Provided material:
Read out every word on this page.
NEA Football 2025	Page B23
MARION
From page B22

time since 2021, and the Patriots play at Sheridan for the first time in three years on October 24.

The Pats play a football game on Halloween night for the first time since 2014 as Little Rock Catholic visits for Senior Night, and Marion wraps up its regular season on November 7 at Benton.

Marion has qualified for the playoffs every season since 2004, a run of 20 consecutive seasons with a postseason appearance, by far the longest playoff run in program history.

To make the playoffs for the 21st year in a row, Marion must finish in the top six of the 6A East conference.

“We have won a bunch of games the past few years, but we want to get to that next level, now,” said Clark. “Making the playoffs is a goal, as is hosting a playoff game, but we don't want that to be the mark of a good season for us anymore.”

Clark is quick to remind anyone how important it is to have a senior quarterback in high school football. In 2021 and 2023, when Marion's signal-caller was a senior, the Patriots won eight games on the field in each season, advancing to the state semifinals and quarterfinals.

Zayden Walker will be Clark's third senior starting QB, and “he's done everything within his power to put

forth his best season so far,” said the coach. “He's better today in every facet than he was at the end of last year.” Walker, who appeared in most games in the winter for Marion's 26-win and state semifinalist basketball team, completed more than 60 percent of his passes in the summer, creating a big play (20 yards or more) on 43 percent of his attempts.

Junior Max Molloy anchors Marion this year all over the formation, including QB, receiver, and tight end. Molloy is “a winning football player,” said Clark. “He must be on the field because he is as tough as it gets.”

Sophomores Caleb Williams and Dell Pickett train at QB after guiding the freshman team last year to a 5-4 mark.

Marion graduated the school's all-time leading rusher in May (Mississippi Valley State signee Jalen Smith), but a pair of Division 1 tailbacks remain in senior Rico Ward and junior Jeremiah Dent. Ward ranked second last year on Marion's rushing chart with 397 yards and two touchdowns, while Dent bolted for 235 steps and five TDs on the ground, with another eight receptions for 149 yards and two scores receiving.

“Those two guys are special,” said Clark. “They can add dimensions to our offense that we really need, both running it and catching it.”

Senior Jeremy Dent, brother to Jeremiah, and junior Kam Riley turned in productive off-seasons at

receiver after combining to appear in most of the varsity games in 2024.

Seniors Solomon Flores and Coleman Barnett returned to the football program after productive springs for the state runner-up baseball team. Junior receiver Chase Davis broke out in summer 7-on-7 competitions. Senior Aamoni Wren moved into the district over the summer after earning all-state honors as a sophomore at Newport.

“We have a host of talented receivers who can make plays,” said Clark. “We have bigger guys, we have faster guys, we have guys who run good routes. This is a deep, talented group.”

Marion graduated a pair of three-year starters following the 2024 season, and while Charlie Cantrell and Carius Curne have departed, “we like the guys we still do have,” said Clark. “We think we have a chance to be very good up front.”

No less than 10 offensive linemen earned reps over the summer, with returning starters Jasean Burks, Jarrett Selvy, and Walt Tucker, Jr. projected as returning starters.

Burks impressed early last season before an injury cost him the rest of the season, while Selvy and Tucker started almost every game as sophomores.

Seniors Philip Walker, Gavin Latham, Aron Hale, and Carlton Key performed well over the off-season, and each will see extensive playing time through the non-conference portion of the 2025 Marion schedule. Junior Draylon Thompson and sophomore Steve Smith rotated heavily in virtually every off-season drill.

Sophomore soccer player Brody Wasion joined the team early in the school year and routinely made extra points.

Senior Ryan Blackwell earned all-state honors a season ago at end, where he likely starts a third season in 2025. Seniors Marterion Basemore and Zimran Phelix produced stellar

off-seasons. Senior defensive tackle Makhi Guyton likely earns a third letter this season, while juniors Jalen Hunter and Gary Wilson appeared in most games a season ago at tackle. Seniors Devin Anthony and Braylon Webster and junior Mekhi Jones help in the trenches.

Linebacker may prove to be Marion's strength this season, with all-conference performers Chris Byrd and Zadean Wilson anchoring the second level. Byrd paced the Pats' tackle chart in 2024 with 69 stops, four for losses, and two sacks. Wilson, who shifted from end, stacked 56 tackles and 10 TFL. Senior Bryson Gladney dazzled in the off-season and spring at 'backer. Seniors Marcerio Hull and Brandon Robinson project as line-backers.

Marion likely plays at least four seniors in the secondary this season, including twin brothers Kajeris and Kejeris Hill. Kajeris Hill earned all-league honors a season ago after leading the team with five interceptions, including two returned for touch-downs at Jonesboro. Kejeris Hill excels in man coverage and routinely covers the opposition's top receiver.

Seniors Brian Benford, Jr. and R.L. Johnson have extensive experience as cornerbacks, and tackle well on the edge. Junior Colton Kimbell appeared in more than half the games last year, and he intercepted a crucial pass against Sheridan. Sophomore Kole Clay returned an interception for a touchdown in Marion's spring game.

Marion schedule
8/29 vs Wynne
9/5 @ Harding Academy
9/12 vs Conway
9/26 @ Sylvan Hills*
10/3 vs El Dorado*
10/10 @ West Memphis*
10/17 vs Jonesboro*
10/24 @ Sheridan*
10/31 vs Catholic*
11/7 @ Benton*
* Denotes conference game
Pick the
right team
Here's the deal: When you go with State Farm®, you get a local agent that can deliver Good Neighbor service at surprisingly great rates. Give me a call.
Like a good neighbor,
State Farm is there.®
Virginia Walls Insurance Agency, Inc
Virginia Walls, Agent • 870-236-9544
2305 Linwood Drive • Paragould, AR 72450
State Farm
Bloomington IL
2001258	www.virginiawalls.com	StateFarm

* * *

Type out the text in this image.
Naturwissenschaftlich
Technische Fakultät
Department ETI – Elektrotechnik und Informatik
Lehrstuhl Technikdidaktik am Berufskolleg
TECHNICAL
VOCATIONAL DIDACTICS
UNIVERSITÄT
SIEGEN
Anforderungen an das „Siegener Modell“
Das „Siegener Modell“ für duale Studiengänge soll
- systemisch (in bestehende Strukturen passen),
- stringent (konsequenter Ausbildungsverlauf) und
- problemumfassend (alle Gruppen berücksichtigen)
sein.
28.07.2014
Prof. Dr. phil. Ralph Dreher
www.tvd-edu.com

Set exercise: The answer is the number of lines in the preceding material that hold "starters"; write that number and nothing else.

Solution to this task: 2